*GOAL OF THE EXERCISE*.
Copy every line of the records below that holds the word "женской".

*DATA FOR THIS EXERCISE*.
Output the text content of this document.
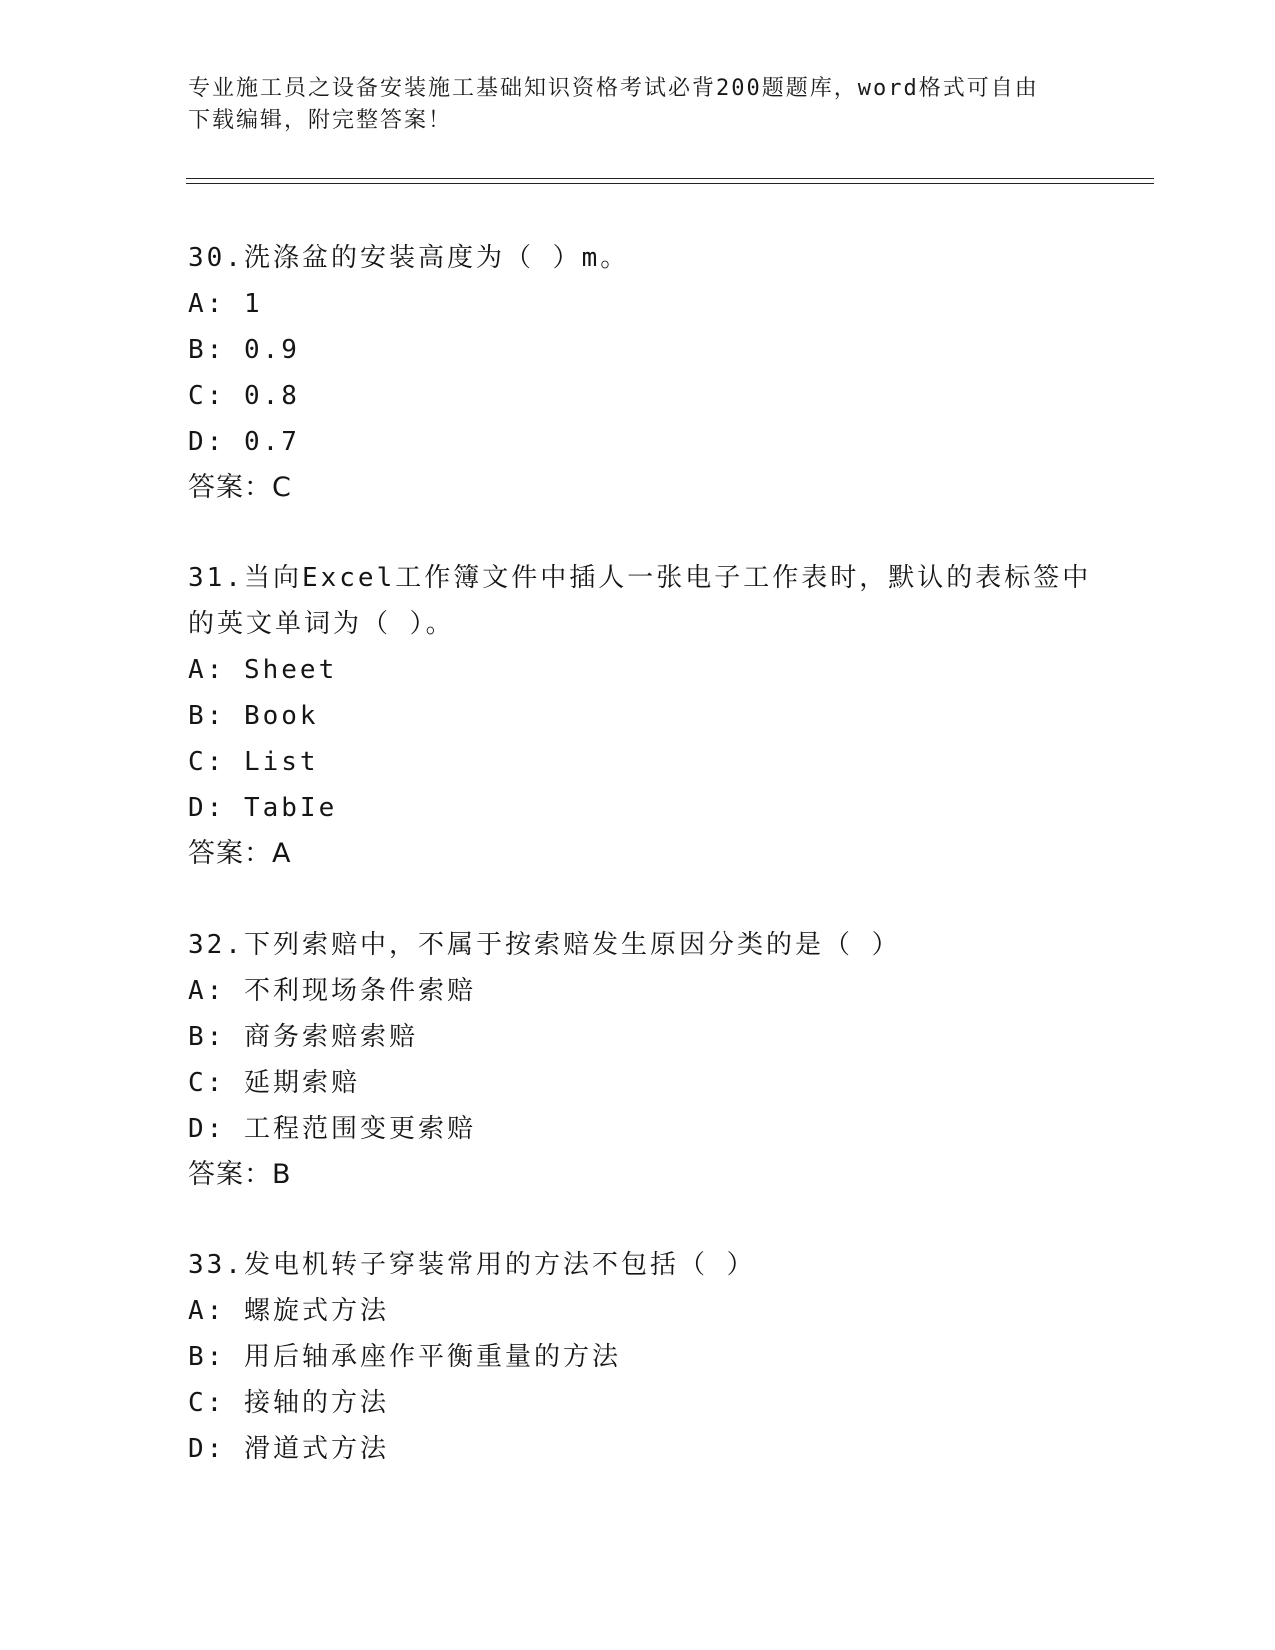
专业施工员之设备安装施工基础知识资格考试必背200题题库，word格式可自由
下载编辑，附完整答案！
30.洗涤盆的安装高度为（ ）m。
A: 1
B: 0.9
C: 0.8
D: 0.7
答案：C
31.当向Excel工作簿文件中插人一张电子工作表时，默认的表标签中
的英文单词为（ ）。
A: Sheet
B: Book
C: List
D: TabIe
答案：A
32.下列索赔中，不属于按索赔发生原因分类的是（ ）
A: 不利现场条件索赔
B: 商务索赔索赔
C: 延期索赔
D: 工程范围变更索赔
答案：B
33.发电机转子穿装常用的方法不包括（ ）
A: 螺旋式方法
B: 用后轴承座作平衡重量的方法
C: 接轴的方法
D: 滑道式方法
* * *
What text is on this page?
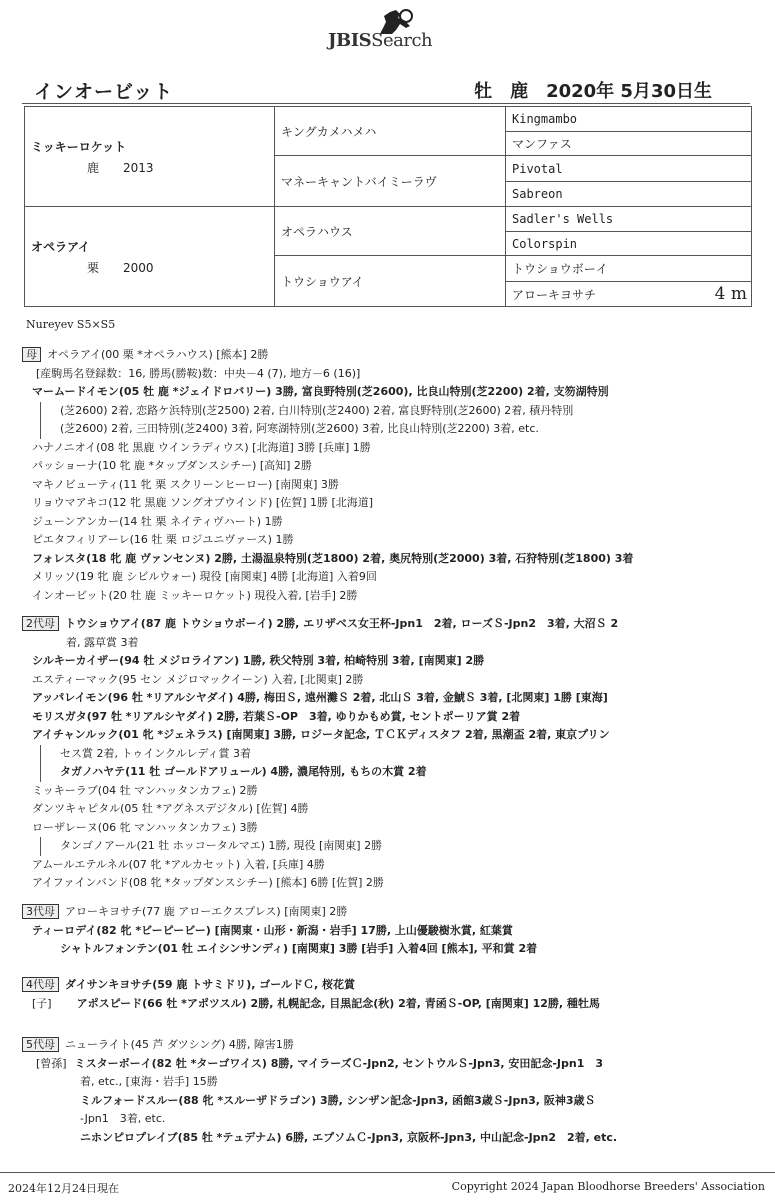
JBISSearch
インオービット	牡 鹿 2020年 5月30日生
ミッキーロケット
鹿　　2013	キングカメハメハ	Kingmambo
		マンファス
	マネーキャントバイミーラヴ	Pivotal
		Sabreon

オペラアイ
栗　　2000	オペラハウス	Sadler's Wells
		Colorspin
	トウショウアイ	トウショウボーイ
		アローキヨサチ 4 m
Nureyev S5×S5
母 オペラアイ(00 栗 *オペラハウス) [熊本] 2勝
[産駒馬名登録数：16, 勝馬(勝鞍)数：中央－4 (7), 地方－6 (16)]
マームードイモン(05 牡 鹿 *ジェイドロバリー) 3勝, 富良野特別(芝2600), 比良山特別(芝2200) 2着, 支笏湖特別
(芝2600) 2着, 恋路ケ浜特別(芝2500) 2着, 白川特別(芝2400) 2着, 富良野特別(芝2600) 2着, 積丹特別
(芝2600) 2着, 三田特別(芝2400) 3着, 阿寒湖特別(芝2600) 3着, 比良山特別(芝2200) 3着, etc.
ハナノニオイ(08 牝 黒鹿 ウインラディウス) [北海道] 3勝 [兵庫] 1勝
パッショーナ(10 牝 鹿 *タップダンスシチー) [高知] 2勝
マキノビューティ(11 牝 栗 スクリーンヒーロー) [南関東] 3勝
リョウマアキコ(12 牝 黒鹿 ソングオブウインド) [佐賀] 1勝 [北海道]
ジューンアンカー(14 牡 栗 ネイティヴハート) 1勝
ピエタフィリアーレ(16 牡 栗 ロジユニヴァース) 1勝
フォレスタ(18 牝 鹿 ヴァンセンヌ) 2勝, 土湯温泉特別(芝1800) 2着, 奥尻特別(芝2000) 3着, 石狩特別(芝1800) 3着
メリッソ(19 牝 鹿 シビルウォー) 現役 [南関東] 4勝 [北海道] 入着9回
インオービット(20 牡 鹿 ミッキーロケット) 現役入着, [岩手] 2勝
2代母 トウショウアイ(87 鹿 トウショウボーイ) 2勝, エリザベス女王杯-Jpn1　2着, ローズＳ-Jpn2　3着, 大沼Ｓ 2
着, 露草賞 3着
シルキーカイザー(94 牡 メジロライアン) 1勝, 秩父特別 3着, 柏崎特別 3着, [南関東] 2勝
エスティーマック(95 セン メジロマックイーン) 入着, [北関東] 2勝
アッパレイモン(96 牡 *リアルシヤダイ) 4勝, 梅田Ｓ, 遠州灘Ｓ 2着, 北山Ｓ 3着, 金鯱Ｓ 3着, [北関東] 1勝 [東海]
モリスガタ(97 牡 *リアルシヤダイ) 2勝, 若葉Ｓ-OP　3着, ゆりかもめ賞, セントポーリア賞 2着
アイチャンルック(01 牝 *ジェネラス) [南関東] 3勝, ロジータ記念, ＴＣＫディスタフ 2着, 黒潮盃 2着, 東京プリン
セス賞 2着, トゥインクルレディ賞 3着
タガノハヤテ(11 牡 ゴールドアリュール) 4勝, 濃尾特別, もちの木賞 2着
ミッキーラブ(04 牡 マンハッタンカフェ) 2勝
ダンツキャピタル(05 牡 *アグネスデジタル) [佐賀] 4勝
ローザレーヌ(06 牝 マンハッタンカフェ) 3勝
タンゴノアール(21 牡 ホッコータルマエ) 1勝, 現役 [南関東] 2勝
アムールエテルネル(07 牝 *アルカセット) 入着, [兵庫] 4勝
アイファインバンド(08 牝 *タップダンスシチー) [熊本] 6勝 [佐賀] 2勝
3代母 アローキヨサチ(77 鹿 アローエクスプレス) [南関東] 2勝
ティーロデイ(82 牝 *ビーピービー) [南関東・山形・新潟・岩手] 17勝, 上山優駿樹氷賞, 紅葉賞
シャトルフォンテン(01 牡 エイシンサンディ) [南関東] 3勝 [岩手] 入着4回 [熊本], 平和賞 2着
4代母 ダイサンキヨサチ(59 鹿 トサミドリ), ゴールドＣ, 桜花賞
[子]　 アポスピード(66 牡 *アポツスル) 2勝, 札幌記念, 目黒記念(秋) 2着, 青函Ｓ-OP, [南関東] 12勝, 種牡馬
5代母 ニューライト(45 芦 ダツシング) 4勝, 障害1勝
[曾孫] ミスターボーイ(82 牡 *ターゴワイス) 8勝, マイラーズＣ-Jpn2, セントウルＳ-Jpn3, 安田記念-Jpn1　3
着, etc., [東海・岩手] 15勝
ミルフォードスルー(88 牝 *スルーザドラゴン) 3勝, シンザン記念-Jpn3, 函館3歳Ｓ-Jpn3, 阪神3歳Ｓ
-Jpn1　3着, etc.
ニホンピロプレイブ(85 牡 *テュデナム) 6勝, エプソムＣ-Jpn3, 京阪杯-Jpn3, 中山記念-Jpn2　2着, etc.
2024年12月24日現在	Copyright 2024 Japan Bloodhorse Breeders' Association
==
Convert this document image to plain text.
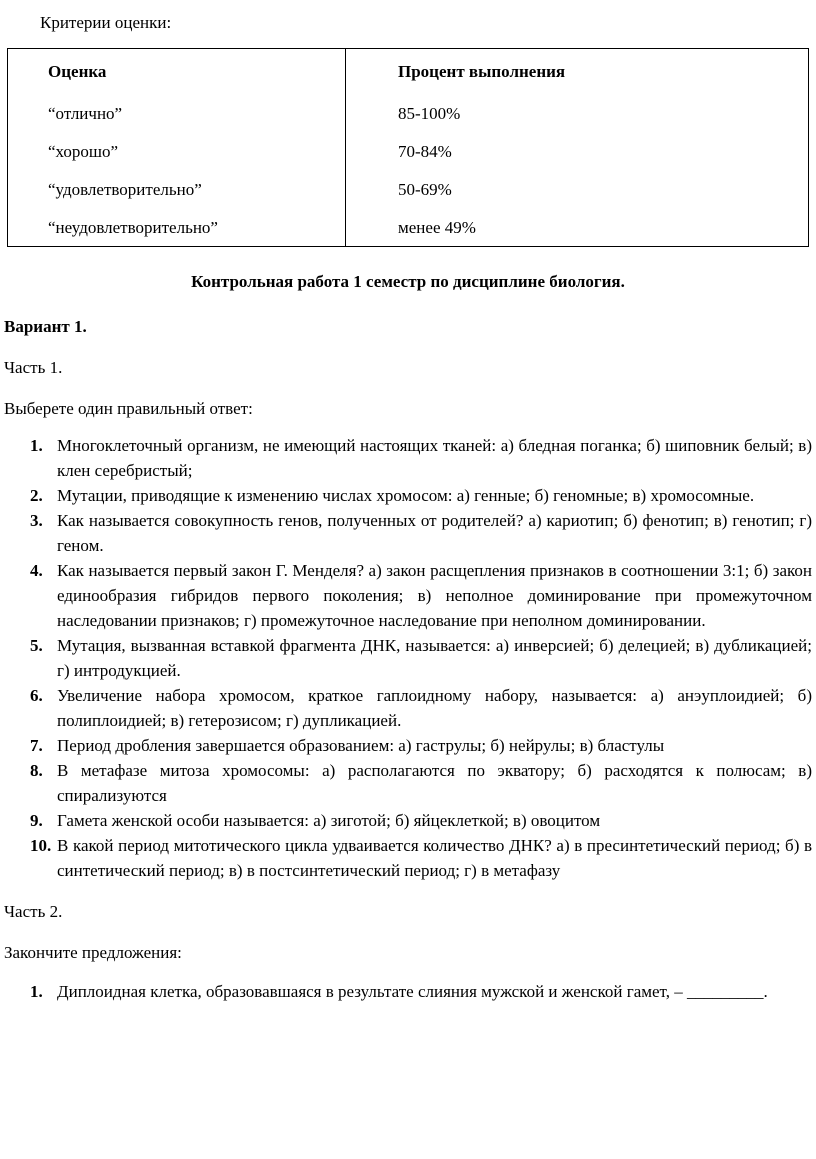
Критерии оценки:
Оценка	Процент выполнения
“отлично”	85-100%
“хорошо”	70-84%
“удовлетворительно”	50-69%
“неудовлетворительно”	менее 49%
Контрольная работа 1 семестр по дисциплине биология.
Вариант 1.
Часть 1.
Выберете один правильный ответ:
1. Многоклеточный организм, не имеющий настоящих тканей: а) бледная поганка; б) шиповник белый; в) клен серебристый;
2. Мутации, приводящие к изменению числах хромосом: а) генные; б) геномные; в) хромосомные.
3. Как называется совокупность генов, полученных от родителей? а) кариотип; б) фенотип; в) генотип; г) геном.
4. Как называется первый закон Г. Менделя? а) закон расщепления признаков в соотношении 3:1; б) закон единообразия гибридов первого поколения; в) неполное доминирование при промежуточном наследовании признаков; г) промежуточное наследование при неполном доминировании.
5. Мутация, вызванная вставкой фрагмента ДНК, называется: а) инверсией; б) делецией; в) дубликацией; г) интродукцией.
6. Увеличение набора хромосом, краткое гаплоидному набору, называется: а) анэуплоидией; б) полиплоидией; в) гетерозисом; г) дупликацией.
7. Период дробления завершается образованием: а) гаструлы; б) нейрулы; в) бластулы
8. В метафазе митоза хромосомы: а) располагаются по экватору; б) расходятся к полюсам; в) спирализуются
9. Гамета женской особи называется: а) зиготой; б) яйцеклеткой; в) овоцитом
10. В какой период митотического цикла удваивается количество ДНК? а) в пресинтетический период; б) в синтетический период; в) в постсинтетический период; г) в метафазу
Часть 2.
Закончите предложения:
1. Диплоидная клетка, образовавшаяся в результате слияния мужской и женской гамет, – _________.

*SOLUTION*.
9. Гамета женской особи называется: а) зиготой; б) яйцеклеткой; в) овоцитом
1. Диплоидная клетка, образовавшаяся в результате слияния мужской и женской гамет, – _________.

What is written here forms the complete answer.